+++ Available data

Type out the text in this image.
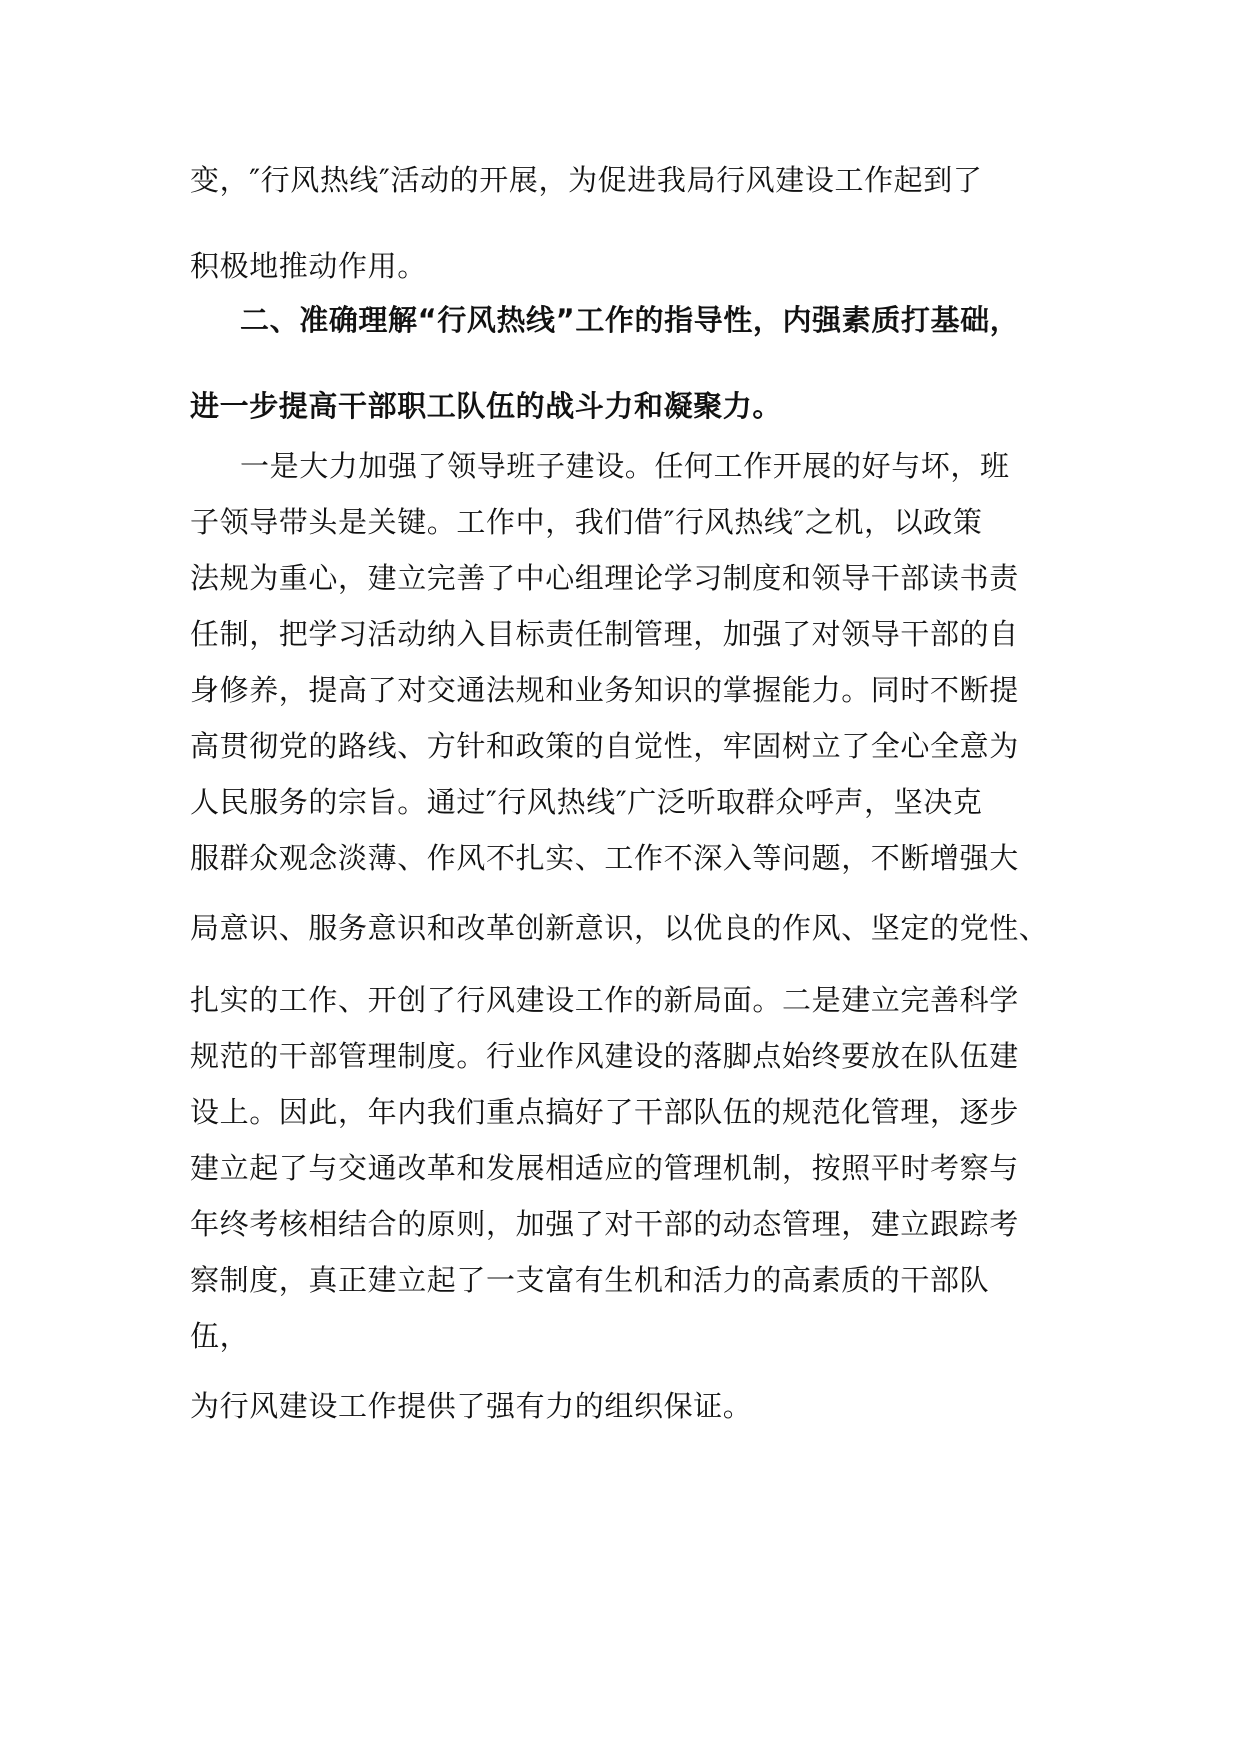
变，″行风热线″活动的开展，为促进我局行风建设工作起到了
积极地推动作用。
二、准确理解“行风热线”工作的指导性，内强素质打基础，
进一步提高干部职工队伍的战斗力和凝聚力。
一是大力加强了领导班子建设。任何工作开展的好与坏，班
子领导带头是关键。工作中，我们借″行风热线″之机，以政策
法规为重心，建立完善了中心组理论学习制度和领导干部读书责
任制，把学习活动纳入目标责任制管理，加强了对领导干部的自
身修养，提高了对交通法规和业务知识的掌握能力。同时不断提
高贯彻党的路线、方针和政策的自觉性，牢固树立了全心全意为
人民服务的宗旨。通过″行风热线″广泛听取群众呼声，坚决克
服群众观念淡薄、作风不扎实、工作不深入等问题，不断增强大
局意识、服务意识和改革创新意识，以优良的作风、坚定的党性、
扎实的工作、开创了行风建设工作的新局面。二是建立完善科学
规范的干部管理制度。行业作风建设的落脚点始终要放在队伍建
设上。因此，年内我们重点搞好了干部队伍的规范化管理，逐步
建立起了与交通改革和发展相适应的管理机制，按照平时考察与
年终考核相结合的原则，加强了对干部的动态管理，建立跟踪考
察制度，真正建立起了一支富有生机和活力的高素质的干部队
伍，
为行风建设工作提供了强有力的组织保证。
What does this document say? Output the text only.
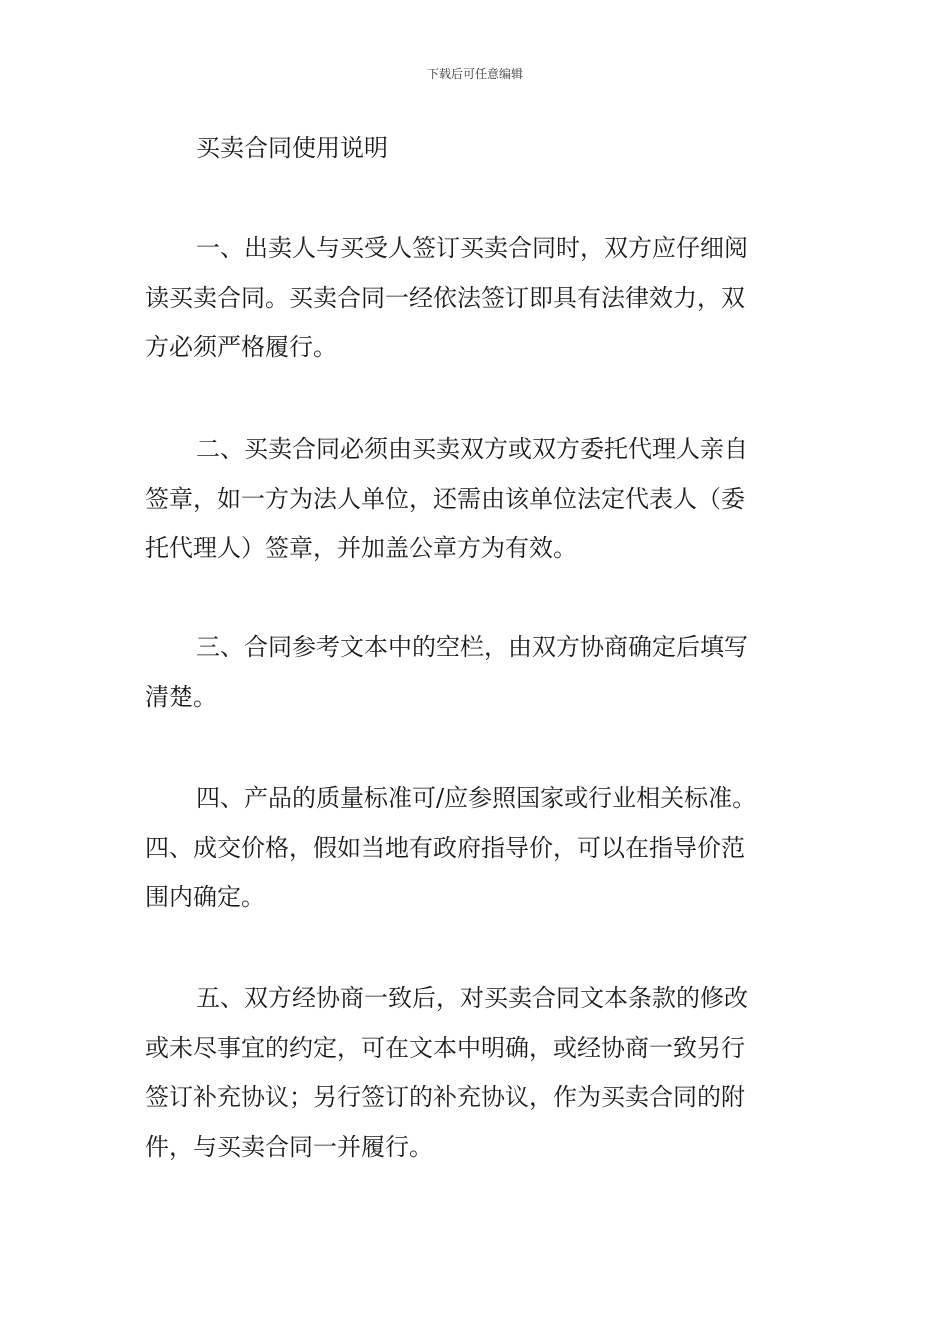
下载后可任意编辑
买卖合同使用说明
一、出卖人与买受人签订买卖合同时，双方应仔细阅
读买卖合同。买卖合同一经依法签订即具有法律效力，双
方必须严格履行。
二、买卖合同必须由买卖双方或双方委托代理人亲自
签章，如一方为法人单位，还需由该单位法定代表人（委
托代理人）签章，并加盖公章方为有效。
三、合同参考文本中的空栏，由双方协商确定后填写
清楚。
四、产品的质量标准可/应参照国家或行业相关标准。
四、成交价格，假如当地有政府指导价，可以在指导价范
围内确定。
五、双方经协商一致后，对买卖合同文本条款的修改
或未尽事宜的约定，可在文本中明确，或经协商一致另行
签订补充协议；另行签订的补充协议，作为买卖合同的附
件，与买卖合同一并履行。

++++++

» Directive
Retype all entries exactly as they appear, dropping the images.

» Solved exercise
Type out the text in this image.
变，″行风热线″活动的开展，为促进我局行风建设工作起到了
积极地推动作用。
二、准确理解“行风热线”工作的指导性，内强素质打基础，
进一步提高干部职工队伍的战斗力和凝聚力。
一是大力加强了领导班子建设。任何工作开展的好与坏，班
子领导带头是关键。工作中，我们借″行风热线″之机，以政策
法规为重心，建立完善了中心组理论学习制度和领导干部读书责
任制，把学习活动纳入目标责任制管理，加强了对领导干部的自
身修养，提高了对交通法规和业务知识的掌握能力。同时不断提
高贯彻党的路线、方针和政策的自觉性，牢固树立了全心全意为
人民服务的宗旨。通过″行风热线″广泛听取群众呼声，坚决克
服群众观念淡薄、作风不扎实、工作不深入等问题，不断增强大
局意识、服务意识和改革创新意识，以优良的作风、坚定的党性、
扎实的工作、开创了行风建设工作的新局面。二是建立完善科学
规范的干部管理制度。行业作风建设的落脚点始终要放在队伍建
设上。因此，年内我们重点搞好了干部队伍的规范化管理，逐步
建立起了与交通改革和发展相适应的管理机制，按照平时考察与
年终考核相结合的原则，加强了对干部的动态管理，建立跟踪考
察制度，真正建立起了一支富有生机和活力的高素质的干部队
伍，
为行风建设工作提供了强有力的组织保证。
What does this document say? Output the text only.
下载后可任意编辑
买卖合同使用说明
一、出卖人与买受人签订买卖合同时，双方应仔细阅
读买卖合同。买卖合同一经依法签订即具有法律效力，双
方必须严格履行。
二、买卖合同必须由买卖双方或双方委托代理人亲自
签章，如一方为法人单位，还需由该单位法定代表人（委
托代理人）签章，并加盖公章方为有效。
三、合同参考文本中的空栏，由双方协商确定后填写
清楚。
四、产品的质量标准可/应参照国家或行业相关标准。
四、成交价格，假如当地有政府指导价，可以在指导价范
围内确定。
五、双方经协商一致后，对买卖合同文本条款的修改
或未尽事宜的约定，可在文本中明确，或经协商一致另行
签订补充协议；另行签订的补充协议，作为买卖合同的附
件，与买卖合同一并履行。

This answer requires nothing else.